§ **WORK TO BE COMPLETED**:
Count the lines in the data below where the string "apps" occurs, please, and give the number alone.

§ **PROVIDED MATERIAL**:
▬▬▬▬▬▬▬▬▬▬
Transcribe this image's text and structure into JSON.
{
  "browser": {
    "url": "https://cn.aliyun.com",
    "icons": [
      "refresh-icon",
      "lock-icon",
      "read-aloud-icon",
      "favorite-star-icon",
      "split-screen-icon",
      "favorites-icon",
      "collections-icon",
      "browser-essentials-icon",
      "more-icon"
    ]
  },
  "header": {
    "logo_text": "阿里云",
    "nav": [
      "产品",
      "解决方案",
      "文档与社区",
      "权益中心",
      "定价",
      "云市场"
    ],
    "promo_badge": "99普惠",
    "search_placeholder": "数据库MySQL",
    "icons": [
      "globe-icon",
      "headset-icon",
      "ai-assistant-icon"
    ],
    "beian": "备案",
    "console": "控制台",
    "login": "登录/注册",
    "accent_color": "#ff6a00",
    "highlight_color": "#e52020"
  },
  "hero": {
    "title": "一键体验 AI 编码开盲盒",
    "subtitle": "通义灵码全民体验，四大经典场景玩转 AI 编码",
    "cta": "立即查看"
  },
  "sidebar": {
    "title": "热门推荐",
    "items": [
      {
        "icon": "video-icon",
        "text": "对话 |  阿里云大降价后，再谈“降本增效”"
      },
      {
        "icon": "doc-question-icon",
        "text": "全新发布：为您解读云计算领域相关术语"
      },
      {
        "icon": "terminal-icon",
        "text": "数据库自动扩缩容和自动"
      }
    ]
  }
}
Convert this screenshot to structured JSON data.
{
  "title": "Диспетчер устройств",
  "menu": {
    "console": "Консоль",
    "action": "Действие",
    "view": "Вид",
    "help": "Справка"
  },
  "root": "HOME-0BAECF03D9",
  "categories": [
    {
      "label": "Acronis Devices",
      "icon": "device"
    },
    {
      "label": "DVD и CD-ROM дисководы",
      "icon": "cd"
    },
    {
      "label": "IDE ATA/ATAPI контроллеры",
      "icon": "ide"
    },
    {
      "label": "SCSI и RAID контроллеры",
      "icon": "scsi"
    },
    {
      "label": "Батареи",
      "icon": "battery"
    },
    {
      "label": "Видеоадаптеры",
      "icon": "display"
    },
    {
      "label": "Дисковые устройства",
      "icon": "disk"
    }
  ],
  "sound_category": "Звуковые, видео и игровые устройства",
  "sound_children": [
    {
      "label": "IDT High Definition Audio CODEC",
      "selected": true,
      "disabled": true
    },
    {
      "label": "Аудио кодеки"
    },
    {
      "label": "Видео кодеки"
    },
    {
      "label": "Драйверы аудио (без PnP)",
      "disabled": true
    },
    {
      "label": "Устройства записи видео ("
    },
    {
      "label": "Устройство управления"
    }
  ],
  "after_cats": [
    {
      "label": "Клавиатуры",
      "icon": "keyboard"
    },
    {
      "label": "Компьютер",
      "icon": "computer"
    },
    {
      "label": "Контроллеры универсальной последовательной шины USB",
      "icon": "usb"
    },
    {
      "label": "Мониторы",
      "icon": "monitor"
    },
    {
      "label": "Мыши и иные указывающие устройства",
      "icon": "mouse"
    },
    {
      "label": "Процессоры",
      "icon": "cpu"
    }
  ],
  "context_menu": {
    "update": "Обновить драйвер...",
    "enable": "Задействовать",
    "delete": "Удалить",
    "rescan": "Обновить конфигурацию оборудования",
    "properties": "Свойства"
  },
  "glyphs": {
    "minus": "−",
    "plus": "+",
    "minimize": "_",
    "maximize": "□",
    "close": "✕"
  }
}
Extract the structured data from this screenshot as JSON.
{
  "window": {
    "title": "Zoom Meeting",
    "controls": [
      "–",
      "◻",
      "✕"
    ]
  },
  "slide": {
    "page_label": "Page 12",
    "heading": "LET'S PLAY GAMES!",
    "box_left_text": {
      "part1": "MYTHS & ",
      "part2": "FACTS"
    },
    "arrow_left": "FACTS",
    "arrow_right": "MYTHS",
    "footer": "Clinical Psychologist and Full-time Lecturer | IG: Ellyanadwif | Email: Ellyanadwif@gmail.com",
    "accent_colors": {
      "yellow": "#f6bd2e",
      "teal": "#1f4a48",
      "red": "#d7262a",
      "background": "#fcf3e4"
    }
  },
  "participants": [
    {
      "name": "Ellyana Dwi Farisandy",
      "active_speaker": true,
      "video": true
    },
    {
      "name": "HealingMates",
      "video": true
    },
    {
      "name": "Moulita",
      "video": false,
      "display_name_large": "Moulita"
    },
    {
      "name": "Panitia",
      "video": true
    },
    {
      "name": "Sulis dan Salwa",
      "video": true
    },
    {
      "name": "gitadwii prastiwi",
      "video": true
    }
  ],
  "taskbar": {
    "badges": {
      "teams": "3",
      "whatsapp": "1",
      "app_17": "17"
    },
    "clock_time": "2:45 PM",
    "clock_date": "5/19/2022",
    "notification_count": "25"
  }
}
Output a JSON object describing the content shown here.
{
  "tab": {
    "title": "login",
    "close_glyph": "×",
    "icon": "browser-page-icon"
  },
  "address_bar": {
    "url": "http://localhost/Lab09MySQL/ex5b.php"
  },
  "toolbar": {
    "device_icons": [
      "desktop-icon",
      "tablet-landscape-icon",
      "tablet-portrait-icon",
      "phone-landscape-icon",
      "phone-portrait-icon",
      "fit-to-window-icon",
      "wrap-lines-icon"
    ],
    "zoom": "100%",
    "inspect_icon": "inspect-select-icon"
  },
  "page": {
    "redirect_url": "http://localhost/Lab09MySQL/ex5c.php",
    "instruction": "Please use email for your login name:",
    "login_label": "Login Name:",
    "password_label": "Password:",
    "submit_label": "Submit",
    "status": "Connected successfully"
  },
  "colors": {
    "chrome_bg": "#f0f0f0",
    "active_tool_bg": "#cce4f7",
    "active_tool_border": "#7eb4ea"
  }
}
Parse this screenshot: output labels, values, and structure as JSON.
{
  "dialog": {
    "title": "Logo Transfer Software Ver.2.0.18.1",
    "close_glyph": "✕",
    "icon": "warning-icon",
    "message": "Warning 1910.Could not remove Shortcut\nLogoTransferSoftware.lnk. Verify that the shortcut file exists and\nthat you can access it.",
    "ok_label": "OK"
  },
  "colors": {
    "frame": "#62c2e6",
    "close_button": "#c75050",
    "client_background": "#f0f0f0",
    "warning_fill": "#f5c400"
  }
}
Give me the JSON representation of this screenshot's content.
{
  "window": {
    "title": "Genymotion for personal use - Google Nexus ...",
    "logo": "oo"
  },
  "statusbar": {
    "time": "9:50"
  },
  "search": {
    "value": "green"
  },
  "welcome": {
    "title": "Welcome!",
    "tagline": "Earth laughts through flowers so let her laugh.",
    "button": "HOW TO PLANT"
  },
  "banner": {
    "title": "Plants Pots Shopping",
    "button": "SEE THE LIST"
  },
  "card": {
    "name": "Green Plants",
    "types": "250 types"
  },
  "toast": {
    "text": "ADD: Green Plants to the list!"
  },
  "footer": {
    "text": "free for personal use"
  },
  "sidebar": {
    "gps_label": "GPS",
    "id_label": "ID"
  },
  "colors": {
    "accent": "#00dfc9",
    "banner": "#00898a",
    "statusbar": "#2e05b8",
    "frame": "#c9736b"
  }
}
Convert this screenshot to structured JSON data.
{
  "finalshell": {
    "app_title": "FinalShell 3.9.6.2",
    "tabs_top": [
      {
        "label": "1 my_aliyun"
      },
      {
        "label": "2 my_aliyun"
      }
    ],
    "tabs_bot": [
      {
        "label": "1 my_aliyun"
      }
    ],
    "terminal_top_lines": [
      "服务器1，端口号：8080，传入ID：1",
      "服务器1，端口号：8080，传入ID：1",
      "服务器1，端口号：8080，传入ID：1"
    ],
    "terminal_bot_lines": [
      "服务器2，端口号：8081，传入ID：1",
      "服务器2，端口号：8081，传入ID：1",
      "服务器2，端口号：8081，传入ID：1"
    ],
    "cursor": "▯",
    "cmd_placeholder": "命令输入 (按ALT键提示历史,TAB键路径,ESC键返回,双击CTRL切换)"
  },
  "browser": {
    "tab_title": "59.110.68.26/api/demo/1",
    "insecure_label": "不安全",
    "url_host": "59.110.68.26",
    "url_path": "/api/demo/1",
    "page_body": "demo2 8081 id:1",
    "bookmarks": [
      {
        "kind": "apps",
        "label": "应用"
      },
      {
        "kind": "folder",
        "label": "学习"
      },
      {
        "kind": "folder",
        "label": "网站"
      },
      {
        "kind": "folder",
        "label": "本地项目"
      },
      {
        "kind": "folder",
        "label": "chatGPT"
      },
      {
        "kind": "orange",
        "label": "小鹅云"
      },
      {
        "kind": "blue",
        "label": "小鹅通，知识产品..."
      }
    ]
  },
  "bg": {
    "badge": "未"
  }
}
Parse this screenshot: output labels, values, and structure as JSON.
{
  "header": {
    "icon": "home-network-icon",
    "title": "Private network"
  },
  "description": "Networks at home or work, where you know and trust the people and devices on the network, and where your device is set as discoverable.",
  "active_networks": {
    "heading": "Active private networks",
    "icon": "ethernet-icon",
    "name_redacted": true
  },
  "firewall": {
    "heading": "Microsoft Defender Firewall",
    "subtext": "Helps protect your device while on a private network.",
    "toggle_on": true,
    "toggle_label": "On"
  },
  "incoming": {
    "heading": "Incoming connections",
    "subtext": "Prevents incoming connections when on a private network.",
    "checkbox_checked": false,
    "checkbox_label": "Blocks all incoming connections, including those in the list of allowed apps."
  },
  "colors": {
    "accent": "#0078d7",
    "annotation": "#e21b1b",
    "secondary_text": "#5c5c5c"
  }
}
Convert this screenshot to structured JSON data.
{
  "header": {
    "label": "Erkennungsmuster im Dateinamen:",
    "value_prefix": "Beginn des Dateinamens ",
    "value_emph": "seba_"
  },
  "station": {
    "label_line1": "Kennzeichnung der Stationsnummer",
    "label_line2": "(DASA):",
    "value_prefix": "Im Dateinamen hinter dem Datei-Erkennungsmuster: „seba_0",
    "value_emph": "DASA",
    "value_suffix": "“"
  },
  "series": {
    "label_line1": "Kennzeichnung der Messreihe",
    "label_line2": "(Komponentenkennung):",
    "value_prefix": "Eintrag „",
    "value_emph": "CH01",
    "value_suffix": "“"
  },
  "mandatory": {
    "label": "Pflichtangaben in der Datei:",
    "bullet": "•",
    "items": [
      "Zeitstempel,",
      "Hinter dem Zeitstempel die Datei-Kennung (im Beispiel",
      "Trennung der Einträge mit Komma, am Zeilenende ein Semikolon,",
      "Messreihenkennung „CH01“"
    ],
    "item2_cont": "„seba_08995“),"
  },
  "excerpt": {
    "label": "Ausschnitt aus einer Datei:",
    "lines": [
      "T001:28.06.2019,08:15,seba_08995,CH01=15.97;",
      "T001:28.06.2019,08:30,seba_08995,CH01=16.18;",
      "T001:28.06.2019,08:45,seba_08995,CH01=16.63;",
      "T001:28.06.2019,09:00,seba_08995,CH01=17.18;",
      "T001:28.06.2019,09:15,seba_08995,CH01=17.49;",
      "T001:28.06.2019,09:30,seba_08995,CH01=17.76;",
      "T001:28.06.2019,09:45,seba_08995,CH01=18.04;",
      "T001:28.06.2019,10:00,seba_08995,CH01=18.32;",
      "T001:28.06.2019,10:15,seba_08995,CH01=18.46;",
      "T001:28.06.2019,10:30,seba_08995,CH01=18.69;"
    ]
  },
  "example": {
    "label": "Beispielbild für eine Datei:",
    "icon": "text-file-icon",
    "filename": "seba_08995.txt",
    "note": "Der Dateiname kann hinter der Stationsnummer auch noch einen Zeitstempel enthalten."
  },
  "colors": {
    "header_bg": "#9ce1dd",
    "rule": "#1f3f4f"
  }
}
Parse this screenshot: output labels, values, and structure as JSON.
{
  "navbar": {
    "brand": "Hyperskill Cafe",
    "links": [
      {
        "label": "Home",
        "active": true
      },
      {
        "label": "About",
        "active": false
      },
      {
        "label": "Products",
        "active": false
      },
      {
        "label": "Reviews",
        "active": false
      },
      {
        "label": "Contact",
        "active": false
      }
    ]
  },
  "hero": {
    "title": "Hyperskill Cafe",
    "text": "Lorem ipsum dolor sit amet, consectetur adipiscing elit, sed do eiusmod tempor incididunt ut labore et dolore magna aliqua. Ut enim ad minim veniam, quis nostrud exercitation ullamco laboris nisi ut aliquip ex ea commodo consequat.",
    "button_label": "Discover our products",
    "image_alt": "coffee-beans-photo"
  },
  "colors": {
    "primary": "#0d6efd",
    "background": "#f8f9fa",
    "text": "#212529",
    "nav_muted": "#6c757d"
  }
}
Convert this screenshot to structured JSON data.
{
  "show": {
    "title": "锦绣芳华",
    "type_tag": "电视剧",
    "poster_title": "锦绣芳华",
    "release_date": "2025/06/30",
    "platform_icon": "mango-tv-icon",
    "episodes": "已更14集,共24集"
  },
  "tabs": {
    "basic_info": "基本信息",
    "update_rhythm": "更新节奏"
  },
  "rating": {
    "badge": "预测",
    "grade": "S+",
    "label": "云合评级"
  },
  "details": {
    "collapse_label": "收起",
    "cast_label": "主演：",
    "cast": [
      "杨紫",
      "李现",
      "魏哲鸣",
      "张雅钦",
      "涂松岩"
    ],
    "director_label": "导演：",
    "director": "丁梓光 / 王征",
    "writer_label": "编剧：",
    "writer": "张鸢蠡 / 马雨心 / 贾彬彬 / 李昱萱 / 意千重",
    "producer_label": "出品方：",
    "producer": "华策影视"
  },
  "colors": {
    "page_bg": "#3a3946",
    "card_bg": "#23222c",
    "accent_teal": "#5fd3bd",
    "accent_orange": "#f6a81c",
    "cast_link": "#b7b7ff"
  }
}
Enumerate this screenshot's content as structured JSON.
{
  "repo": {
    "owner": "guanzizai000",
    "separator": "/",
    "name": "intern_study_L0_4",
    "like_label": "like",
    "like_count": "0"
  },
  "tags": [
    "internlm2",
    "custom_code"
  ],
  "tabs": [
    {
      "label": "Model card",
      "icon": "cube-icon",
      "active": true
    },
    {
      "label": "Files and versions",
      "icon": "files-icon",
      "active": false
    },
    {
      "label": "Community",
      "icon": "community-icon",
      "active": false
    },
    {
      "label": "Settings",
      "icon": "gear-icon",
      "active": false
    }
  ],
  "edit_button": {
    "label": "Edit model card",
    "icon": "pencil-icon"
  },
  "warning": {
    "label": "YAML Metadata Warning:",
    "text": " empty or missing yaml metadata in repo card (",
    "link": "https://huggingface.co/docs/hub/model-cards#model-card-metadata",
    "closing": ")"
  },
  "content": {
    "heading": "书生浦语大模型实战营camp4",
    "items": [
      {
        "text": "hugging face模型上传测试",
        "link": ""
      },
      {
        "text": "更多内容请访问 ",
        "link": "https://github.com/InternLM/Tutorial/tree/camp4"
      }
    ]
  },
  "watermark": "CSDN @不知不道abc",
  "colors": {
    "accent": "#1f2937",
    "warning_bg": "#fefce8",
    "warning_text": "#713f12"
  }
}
▬▬▬▬▬▬▬▬▬▬
§ **THE OUTPUT**:
2